§ **Exercise data**:
• • • • • • •

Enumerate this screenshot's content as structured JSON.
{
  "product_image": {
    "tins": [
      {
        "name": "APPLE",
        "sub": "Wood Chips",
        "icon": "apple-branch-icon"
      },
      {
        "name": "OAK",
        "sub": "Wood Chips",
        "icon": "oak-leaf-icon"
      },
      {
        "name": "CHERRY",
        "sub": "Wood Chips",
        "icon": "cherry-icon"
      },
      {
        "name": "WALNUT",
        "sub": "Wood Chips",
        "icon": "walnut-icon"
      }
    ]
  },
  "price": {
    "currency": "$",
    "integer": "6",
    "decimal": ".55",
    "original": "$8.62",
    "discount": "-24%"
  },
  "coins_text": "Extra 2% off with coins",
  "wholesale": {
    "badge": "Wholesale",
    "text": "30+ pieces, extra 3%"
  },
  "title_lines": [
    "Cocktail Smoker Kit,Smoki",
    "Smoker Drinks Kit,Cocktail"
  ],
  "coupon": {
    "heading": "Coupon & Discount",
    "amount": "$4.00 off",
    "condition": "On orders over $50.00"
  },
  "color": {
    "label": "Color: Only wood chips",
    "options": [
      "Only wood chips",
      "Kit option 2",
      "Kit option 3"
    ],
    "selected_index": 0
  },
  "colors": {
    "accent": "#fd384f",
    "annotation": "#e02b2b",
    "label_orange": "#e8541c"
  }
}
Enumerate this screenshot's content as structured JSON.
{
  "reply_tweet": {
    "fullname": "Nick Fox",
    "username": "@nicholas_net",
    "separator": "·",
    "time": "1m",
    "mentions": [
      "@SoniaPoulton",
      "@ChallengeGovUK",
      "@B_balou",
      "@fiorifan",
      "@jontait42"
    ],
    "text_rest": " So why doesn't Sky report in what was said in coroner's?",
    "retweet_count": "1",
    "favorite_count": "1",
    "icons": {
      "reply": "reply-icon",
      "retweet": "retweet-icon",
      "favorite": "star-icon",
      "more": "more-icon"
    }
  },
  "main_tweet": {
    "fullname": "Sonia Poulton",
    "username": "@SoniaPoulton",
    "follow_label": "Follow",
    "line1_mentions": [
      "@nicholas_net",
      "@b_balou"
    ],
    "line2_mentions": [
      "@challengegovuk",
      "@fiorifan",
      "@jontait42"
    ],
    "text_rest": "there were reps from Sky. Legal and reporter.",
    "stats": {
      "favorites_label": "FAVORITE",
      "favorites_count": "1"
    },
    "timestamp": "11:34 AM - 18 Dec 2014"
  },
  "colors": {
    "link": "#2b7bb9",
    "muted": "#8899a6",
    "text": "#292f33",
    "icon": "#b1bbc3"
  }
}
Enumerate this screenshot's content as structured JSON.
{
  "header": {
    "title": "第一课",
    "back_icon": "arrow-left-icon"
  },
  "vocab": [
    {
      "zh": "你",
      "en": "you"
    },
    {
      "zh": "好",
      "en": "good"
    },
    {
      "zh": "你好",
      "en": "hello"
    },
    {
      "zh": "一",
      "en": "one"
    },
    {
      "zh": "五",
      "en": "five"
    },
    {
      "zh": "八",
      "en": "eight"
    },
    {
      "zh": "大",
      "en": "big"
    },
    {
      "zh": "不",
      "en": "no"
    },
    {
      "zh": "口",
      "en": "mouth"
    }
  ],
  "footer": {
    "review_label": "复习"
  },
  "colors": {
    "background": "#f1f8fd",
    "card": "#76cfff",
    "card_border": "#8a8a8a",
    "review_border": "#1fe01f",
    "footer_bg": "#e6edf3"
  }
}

• • • • • • •

§ **Task requirements**:
Your task is to repeat each line of the material exactly.

§ **Written solution**:
Enumerate this screenshot's content as structured JSON.
{
  "product_image": {
    "tins": [
      {
        "name": "APPLE",
        "sub": "Wood Chips",
        "icon": "apple-branch-icon"
      },
      {
        "name": "OAK",
        "sub": "Wood Chips",
        "icon": "oak-leaf-icon"
      },
      {
        "name": "CHERRY",
        "sub": "Wood Chips",
        "icon": "cherry-icon"
      },
      {
        "name": "WALNUT",
        "sub": "Wood Chips",
        "icon": "walnut-icon"
      }
    ]
  },
  "price": {
    "currency": "$",
    "integer": "6",
    "decimal": ".55",
    "original": "$8.62",
    "discount": "-24%"
  },
  "coins_text": "Extra 2% off with coins",
  "wholesale": {
    "badge": "Wholesale",
    "text": "30+ pieces, extra 3%"
  },
  "title_lines": [
    "Cocktail Smoker Kit,Smoki",
    "Smoker Drinks Kit,Cocktail"
  ],
  "coupon": {
    "heading": "Coupon & Discount",
    "amount": "$4.00 off",
    "condition": "On orders over $50.00"
  },
  "color": {
    "label": "Color: Only wood chips",
    "options": [
      "Only wood chips",
      "Kit option 2",
      "Kit option 3"
    ],
    "selected_index": 0
  },
  "colors": {
    "accent": "#fd384f",
    "annotation": "#e02b2b",
    "label_orange": "#e8541c"
  }
}
Enumerate this screenshot's content as structured JSON.
{
  "reply_tweet": {
    "fullname": "Nick Fox",
    "username": "@nicholas_net",
    "separator": "·",
    "time": "1m",
    "mentions": [
      "@SoniaPoulton",
      "@ChallengeGovUK",
      "@B_balou",
      "@fiorifan",
      "@jontait42"
    ],
    "text_rest": " So why doesn't Sky report in what was said in coroner's?",
    "retweet_count": "1",
    "favorite_count": "1",
    "icons": {
      "reply": "reply-icon",
      "retweet": "retweet-icon",
      "favorite": "star-icon",
      "more": "more-icon"
    }
  },
  "main_tweet": {
    "fullname": "Sonia Poulton",
    "username": "@SoniaPoulton",
    "follow_label": "Follow",
    "line1_mentions": [
      "@nicholas_net",
      "@b_balou"
    ],
    "line2_mentions": [
      "@challengegovuk",
      "@fiorifan",
      "@jontait42"
    ],
    "text_rest": "there were reps from Sky. Legal and reporter.",
    "stats": {
      "favorites_label": "FAVORITE",
      "favorites_count": "1"
    },
    "timestamp": "11:34 AM - 18 Dec 2014"
  },
  "colors": {
    "link": "#2b7bb9",
    "muted": "#8899a6",
    "text": "#292f33",
    "icon": "#b1bbc3"
  }
}
Enumerate this screenshot's content as structured JSON.
{
  "header": {
    "title": "第一课",
    "back_icon": "arrow-left-icon"
  },
  "vocab": [
    {
      "zh": "你",
      "en": "you"
    },
    {
      "zh": "好",
      "en": "good"
    },
    {
      "zh": "你好",
      "en": "hello"
    },
    {
      "zh": "一",
      "en": "one"
    },
    {
      "zh": "五",
      "en": "five"
    },
    {
      "zh": "八",
      "en": "eight"
    },
    {
      "zh": "大",
      "en": "big"
    },
    {
      "zh": "不",
      "en": "no"
    },
    {
      "zh": "口",
      "en": "mouth"
    }
  ],
  "footer": {
    "review_label": "复习"
  },
  "colors": {
    "background": "#f1f8fd",
    "card": "#76cfff",
    "card_border": "#8a8a8a",
    "review_border": "#1fe01f",
    "footer_bg": "#e6edf3"
  }
}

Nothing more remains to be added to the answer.